What you have to do:
Send back the records in full, character for character.

Input:

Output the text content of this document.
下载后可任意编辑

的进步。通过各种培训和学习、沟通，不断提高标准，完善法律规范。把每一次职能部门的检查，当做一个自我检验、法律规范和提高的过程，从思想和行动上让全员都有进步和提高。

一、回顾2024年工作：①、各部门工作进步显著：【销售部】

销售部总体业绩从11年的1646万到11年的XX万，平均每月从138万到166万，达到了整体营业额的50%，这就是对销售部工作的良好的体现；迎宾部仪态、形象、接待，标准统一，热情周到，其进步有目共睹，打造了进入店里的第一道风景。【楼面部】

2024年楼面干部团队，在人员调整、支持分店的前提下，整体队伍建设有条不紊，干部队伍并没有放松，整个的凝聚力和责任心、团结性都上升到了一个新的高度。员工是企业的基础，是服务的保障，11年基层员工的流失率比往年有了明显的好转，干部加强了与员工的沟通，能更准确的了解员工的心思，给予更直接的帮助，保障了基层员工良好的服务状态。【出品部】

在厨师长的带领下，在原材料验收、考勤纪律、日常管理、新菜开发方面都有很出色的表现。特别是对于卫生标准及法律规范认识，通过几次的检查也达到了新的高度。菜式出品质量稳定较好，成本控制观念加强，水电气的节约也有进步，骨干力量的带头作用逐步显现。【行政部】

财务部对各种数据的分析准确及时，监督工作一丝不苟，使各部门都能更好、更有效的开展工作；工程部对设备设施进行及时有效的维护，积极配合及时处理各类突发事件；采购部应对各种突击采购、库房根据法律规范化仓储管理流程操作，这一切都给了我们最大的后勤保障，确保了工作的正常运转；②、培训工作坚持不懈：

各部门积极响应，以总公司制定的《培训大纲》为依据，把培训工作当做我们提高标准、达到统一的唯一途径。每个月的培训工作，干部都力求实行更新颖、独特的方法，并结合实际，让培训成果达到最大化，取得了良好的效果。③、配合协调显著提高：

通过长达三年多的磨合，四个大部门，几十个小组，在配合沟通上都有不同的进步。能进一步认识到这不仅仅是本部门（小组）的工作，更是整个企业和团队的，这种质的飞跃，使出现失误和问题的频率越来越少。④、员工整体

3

Response to this task:
Output the text content of this document.
下载后可任意编辑

的进步。通过各种培训和学习、沟通，不断提高标准，完善法律规范。把每一次职能部门的检查，当做一个自我检验、法律规范和提高的过程，从思想和行动上让全员都有进步和提高。

一、回顾2024年工作：①、各部门工作进步显著：【销售部】

销售部总体业绩从11年的1646万到11年的XX万，平均每月从138万到166万，达到了整体营业额的50%，这就是对销售部工作的良好的体现；迎宾部仪态、形象、接待，标准统一，热情周到，其进步有目共睹，打造了进入店里的第一道风景。【楼面部】

2024年楼面干部团队，在人员调整、支持分店的前提下，整体队伍建设有条不紊，干部队伍并没有放松，整个的凝聚力和责任心、团结性都上升到了一个新的高度。员工是企业的基础，是服务的保障，11年基层员工的流失率比往年有了明显的好转，干部加强了与员工的沟通，能更准确的了解员工的心思，给予更直接的帮助，保障了基层员工良好的服务状态。【出品部】

在厨师长的带领下，在原材料验收、考勤纪律、日常管理、新菜开发方面都有很出色的表现。特别是对于卫生标准及法律规范认识，通过几次的检查也达到了新的高度。菜式出品质量稳定较好，成本控制观念加强，水电气的节约也有进步，骨干力量的带头作用逐步显现。【行政部】

财务部对各种数据的分析准确及时，监督工作一丝不苟，使各部门都能更好、更有效的开展工作；工程部对设备设施进行及时有效的维护，积极配合及时处理各类突发事件；采购部应对各种突击采购、库房根据法律规范化仓储管理流程操作，这一切都给了我们最大的后勤保障，确保了工作的正常运转；②、培训工作坚持不懈：

各部门积极响应，以总公司制定的《培训大纲》为依据，把培训工作当做我们提高标准、达到统一的唯一途径。每个月的培训工作，干部都力求实行更新颖、独特的方法，并结合实际，让培训成果达到最大化，取得了良好的效果。③、配合协调显著提高：

通过长达三年多的磨合，四个大部门，几十个小组，在配合沟通上都有不同的进步。能进一步认识到这不仅仅是本部门（小组）的工作，更是整个企业和团队的，这种质的飞跃，使出现失误和问题的频率越来越少。④、员工整体

3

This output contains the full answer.